— BEGIN Material provided —

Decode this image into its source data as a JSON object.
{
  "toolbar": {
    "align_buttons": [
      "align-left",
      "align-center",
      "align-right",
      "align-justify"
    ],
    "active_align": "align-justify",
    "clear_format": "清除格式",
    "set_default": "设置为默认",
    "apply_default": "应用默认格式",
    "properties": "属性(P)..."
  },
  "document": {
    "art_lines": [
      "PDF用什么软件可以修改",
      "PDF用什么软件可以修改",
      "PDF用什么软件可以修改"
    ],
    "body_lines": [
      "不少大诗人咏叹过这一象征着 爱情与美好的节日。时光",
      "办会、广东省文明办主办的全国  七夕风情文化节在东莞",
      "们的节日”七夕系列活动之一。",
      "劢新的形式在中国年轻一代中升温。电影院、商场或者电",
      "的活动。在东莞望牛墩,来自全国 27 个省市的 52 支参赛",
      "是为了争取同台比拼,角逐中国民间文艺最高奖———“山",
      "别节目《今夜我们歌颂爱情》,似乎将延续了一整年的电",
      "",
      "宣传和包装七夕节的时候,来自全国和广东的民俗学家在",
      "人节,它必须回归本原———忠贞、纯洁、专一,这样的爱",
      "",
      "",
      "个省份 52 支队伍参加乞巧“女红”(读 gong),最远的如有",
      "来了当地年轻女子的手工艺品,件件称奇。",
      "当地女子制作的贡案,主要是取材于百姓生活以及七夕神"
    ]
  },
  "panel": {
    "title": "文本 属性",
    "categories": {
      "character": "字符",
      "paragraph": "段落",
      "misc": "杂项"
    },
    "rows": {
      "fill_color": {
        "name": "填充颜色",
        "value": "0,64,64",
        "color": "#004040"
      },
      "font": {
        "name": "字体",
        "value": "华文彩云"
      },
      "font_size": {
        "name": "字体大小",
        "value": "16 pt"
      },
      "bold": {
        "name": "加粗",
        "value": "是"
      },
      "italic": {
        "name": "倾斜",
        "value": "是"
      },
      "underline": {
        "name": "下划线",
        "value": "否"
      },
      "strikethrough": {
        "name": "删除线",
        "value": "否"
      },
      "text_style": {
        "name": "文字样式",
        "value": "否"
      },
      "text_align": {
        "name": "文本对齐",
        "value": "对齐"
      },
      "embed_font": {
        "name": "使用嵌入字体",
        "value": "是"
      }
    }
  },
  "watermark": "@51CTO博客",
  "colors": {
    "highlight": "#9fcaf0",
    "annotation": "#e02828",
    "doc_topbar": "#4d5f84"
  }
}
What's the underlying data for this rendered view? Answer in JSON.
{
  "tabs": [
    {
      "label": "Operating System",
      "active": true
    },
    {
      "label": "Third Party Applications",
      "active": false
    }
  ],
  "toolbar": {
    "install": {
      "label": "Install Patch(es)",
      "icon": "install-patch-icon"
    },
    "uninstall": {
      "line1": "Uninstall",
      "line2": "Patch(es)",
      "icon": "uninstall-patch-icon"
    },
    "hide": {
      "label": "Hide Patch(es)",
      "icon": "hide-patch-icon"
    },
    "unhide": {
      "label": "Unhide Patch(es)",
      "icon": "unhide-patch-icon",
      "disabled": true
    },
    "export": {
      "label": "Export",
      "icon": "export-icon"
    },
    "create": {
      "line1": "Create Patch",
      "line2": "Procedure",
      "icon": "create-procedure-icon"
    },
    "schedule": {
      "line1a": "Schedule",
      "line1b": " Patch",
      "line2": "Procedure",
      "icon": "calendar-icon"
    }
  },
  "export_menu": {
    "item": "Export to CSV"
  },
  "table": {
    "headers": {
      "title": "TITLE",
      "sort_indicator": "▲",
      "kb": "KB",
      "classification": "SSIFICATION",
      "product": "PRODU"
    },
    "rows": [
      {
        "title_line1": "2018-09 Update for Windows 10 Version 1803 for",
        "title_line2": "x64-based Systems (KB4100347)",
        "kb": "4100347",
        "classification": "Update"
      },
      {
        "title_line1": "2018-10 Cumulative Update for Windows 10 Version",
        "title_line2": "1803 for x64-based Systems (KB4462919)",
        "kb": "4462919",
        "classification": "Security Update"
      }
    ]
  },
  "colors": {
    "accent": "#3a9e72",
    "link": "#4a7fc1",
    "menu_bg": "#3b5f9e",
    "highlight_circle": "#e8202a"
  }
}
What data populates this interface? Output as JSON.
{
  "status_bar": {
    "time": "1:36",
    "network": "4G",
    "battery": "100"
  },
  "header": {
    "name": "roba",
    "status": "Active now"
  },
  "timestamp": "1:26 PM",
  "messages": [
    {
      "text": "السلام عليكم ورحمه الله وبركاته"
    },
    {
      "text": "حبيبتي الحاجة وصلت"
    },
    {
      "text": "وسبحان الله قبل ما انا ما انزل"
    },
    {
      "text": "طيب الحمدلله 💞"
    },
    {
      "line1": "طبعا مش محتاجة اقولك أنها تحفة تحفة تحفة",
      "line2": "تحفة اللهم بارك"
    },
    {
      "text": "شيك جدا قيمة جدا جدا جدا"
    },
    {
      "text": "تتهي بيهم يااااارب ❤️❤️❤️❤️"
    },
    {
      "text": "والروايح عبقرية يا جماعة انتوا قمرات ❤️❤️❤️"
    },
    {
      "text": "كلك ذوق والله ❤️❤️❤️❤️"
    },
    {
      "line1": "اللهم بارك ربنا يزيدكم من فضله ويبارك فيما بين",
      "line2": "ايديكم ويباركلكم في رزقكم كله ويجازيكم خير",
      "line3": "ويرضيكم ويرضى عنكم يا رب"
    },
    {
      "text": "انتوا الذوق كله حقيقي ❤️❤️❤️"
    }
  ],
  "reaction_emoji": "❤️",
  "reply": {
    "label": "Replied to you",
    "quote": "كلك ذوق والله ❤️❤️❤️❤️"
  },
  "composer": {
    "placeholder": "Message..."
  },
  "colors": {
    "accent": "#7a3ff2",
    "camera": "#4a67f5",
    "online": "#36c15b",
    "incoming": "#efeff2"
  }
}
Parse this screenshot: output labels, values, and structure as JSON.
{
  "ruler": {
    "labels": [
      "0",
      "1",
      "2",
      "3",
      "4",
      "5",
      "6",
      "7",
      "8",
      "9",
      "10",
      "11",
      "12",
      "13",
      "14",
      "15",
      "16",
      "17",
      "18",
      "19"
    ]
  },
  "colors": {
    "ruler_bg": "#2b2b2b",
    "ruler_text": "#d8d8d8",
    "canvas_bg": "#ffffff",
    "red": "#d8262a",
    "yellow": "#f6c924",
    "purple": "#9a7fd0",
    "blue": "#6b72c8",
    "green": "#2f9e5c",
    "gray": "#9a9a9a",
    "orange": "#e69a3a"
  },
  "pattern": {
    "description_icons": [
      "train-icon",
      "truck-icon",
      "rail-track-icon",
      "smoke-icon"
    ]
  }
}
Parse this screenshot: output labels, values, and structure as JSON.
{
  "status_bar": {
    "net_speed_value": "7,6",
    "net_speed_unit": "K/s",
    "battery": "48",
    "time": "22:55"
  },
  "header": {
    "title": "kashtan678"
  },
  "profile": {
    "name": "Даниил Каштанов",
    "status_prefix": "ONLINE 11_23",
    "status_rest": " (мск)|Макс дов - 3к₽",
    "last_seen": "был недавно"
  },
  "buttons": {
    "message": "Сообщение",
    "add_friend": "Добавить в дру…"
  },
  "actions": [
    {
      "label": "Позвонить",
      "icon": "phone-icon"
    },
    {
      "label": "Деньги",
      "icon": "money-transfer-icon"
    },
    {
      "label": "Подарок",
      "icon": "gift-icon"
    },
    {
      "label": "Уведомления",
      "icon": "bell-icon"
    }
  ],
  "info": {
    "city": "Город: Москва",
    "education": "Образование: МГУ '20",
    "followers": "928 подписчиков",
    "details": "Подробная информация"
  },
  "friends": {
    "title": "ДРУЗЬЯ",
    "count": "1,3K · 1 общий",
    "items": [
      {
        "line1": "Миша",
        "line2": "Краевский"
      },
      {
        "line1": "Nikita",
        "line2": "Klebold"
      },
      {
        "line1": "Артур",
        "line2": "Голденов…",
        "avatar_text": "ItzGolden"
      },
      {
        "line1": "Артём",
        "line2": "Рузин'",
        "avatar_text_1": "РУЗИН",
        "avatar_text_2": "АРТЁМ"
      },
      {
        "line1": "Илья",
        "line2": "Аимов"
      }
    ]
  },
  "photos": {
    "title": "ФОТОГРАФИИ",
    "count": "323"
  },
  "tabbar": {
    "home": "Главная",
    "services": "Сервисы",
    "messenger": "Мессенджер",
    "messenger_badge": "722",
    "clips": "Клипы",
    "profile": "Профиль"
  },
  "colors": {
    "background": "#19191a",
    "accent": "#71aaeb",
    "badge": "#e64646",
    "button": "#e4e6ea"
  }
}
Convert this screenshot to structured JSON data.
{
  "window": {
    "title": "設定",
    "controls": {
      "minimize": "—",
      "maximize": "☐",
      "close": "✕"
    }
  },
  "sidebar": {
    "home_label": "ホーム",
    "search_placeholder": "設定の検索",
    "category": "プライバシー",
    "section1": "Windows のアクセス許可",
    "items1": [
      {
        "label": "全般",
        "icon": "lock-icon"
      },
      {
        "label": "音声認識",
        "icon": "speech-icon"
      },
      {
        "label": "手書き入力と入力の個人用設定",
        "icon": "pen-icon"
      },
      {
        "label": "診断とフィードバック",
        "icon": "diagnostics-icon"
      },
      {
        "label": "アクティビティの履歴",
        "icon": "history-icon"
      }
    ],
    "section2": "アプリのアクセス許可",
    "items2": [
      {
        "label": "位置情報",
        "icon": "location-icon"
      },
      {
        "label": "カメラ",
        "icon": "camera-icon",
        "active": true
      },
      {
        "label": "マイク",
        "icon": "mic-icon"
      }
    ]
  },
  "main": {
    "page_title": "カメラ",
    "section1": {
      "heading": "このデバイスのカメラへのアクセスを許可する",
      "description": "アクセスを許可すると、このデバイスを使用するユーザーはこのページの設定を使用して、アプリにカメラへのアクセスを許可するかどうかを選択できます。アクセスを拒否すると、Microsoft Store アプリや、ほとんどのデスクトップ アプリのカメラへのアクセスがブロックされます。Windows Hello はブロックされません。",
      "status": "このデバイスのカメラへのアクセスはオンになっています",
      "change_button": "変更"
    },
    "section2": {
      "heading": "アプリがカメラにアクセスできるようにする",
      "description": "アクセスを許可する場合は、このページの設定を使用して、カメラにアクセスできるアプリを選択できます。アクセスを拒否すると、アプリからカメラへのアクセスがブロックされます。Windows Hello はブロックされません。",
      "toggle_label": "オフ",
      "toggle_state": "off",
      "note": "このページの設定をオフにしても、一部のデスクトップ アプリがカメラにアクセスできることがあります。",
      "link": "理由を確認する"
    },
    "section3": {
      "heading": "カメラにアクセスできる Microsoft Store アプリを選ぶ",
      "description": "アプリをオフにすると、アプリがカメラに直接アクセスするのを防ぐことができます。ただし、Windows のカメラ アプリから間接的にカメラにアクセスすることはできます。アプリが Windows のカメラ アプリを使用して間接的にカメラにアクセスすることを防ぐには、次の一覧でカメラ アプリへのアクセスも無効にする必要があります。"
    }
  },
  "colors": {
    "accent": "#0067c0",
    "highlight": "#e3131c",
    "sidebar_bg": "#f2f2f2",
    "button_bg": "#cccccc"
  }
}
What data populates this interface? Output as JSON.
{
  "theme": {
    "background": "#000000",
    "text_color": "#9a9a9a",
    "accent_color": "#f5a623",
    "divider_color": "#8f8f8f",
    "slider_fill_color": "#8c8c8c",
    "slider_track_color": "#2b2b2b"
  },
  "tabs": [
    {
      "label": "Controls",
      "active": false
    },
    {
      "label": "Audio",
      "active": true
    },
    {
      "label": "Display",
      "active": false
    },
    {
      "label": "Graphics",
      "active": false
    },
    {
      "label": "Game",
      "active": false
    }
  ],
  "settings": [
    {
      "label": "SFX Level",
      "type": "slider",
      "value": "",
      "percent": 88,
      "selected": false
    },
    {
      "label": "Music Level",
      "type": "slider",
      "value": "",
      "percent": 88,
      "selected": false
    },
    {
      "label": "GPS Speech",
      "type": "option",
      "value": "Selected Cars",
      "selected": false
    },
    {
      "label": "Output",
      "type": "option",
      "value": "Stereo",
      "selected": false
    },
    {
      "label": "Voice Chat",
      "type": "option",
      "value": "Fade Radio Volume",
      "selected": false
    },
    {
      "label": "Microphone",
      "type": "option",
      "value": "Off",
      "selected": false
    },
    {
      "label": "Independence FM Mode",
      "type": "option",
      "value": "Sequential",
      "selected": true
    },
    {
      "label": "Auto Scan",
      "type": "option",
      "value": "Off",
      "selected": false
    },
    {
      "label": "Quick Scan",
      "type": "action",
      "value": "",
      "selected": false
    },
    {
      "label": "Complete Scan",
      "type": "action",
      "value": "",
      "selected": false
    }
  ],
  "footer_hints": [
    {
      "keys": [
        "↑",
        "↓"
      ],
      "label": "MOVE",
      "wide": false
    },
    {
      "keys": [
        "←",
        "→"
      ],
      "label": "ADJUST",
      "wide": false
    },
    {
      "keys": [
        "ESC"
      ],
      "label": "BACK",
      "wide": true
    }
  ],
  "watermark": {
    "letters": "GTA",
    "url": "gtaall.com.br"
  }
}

— END Material provided —

__Directions for this task__
Determine the number of lines containing "Update". Write only that number.

__Solution for this problem__
4